◆ **Supplied records**:
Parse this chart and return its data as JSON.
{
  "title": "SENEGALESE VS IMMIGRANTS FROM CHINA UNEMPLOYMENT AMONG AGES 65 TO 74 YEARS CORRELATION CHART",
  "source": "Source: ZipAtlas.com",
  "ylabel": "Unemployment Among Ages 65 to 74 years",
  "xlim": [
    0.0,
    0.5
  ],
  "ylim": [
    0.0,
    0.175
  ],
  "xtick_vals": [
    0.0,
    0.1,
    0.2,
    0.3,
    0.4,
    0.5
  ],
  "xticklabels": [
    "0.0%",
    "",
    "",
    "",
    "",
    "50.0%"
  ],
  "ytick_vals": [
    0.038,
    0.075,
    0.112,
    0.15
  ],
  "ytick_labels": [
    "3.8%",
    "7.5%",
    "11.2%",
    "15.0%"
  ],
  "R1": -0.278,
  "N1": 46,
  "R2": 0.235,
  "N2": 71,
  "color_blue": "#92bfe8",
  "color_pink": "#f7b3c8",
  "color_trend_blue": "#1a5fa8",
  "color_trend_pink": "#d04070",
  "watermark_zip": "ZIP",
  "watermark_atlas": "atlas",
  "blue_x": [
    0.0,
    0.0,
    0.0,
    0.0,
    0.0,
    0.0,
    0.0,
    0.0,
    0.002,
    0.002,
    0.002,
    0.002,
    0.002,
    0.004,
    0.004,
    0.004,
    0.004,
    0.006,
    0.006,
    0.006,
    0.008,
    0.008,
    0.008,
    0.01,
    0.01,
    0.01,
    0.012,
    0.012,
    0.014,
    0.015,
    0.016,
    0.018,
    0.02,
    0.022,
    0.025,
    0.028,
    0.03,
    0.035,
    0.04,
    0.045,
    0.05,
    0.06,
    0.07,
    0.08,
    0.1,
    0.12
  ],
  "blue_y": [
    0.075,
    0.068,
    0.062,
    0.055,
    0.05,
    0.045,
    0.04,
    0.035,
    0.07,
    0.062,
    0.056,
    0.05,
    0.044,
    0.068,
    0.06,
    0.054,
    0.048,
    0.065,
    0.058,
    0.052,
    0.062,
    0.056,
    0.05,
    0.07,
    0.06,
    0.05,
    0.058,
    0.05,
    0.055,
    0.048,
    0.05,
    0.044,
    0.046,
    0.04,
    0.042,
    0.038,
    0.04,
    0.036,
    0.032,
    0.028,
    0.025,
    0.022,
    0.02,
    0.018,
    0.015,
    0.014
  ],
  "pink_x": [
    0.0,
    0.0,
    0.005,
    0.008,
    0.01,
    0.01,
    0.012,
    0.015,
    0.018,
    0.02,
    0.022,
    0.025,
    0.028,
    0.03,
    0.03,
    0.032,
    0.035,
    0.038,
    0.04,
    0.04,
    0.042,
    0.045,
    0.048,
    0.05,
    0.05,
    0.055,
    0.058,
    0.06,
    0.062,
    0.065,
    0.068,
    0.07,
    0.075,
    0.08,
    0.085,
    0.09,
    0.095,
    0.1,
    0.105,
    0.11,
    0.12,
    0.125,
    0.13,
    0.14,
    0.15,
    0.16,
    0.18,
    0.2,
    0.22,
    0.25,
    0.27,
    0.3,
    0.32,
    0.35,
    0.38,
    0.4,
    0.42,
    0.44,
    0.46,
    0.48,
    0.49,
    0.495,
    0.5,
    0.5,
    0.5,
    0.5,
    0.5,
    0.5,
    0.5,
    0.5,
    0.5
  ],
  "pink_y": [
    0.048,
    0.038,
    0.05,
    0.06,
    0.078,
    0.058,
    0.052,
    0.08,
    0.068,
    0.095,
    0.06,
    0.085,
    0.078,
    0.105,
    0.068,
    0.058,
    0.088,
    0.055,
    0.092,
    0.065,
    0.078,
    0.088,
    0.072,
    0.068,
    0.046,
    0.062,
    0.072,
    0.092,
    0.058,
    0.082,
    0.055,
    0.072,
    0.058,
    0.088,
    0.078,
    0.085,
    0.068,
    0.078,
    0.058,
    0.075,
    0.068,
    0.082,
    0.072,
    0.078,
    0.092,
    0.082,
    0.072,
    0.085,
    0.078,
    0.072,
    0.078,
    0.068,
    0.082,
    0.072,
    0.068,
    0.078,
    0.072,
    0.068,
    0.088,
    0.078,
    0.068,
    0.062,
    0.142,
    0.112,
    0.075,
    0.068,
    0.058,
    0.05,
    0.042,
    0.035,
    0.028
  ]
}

◆ **Set exercise**:
Extract each line of the listing above, copying it word for word.

◆ **Full solution**:
Parse this chart and return its data as JSON.
{
  "title": "SENEGALESE VS IMMIGRANTS FROM CHINA UNEMPLOYMENT AMONG AGES 65 TO 74 YEARS CORRELATION CHART",
  "source": "Source: ZipAtlas.com",
  "ylabel": "Unemployment Among Ages 65 to 74 years",
  "xlim": [
    0.0,
    0.5
  ],
  "ylim": [
    0.0,
    0.175
  ],
  "xtick_vals": [
    0.0,
    0.1,
    0.2,
    0.3,
    0.4,
    0.5
  ],
  "xticklabels": [
    "0.0%",
    "",
    "",
    "",
    "",
    "50.0%"
  ],
  "ytick_vals": [
    0.038,
    0.075,
    0.112,
    0.15
  ],
  "ytick_labels": [
    "3.8%",
    "7.5%",
    "11.2%",
    "15.0%"
  ],
  "R1": -0.278,
  "N1": 46,
  "R2": 0.235,
  "N2": 71,
  "color_blue": "#92bfe8",
  "color_pink": "#f7b3c8",
  "color_trend_blue": "#1a5fa8",
  "color_trend_pink": "#d04070",
  "watermark_zip": "ZIP",
  "watermark_atlas": "atlas",
  "blue_x": [
    0.0,
    0.0,
    0.0,
    0.0,
    0.0,
    0.0,
    0.0,
    0.0,
    0.002,
    0.002,
    0.002,
    0.002,
    0.002,
    0.004,
    0.004,
    0.004,
    0.004,
    0.006,
    0.006,
    0.006,
    0.008,
    0.008,
    0.008,
    0.01,
    0.01,
    0.01,
    0.012,
    0.012,
    0.014,
    0.015,
    0.016,
    0.018,
    0.02,
    0.022,
    0.025,
    0.028,
    0.03,
    0.035,
    0.04,
    0.045,
    0.05,
    0.06,
    0.07,
    0.08,
    0.1,
    0.12
  ],
  "blue_y": [
    0.075,
    0.068,
    0.062,
    0.055,
    0.05,
    0.045,
    0.04,
    0.035,
    0.07,
    0.062,
    0.056,
    0.05,
    0.044,
    0.068,
    0.06,
    0.054,
    0.048,
    0.065,
    0.058,
    0.052,
    0.062,
    0.056,
    0.05,
    0.07,
    0.06,
    0.05,
    0.058,
    0.05,
    0.055,
    0.048,
    0.05,
    0.044,
    0.046,
    0.04,
    0.042,
    0.038,
    0.04,
    0.036,
    0.032,
    0.028,
    0.025,
    0.022,
    0.02,
    0.018,
    0.015,
    0.014
  ],
  "pink_x": [
    0.0,
    0.0,
    0.005,
    0.008,
    0.01,
    0.01,
    0.012,
    0.015,
    0.018,
    0.02,
    0.022,
    0.025,
    0.028,
    0.03,
    0.03,
    0.032,
    0.035,
    0.038,
    0.04,
    0.04,
    0.042,
    0.045,
    0.048,
    0.05,
    0.05,
    0.055,
    0.058,
    0.06,
    0.062,
    0.065,
    0.068,
    0.07,
    0.075,
    0.08,
    0.085,
    0.09,
    0.095,
    0.1,
    0.105,
    0.11,
    0.12,
    0.125,
    0.13,
    0.14,
    0.15,
    0.16,
    0.18,
    0.2,
    0.22,
    0.25,
    0.27,
    0.3,
    0.32,
    0.35,
    0.38,
    0.4,
    0.42,
    0.44,
    0.46,
    0.48,
    0.49,
    0.495,
    0.5,
    0.5,
    0.5,
    0.5,
    0.5,
    0.5,
    0.5,
    0.5,
    0.5
  ],
  "pink_y": [
    0.048,
    0.038,
    0.05,
    0.06,
    0.078,
    0.058,
    0.052,
    0.08,
    0.068,
    0.095,
    0.06,
    0.085,
    0.078,
    0.105,
    0.068,
    0.058,
    0.088,
    0.055,
    0.092,
    0.065,
    0.078,
    0.088,
    0.072,
    0.068,
    0.046,
    0.062,
    0.072,
    0.092,
    0.058,
    0.082,
    0.055,
    0.072,
    0.058,
    0.088,
    0.078,
    0.085,
    0.068,
    0.078,
    0.058,
    0.075,
    0.068,
    0.082,
    0.072,
    0.078,
    0.092,
    0.082,
    0.072,
    0.085,
    0.078,
    0.072,
    0.078,
    0.068,
    0.082,
    0.072,
    0.068,
    0.078,
    0.072,
    0.068,
    0.088,
    0.078,
    0.068,
    0.062,
    0.142,
    0.112,
    0.075,
    0.068,
    0.058,
    0.05,
    0.042,
    0.035,
    0.028
  ]
}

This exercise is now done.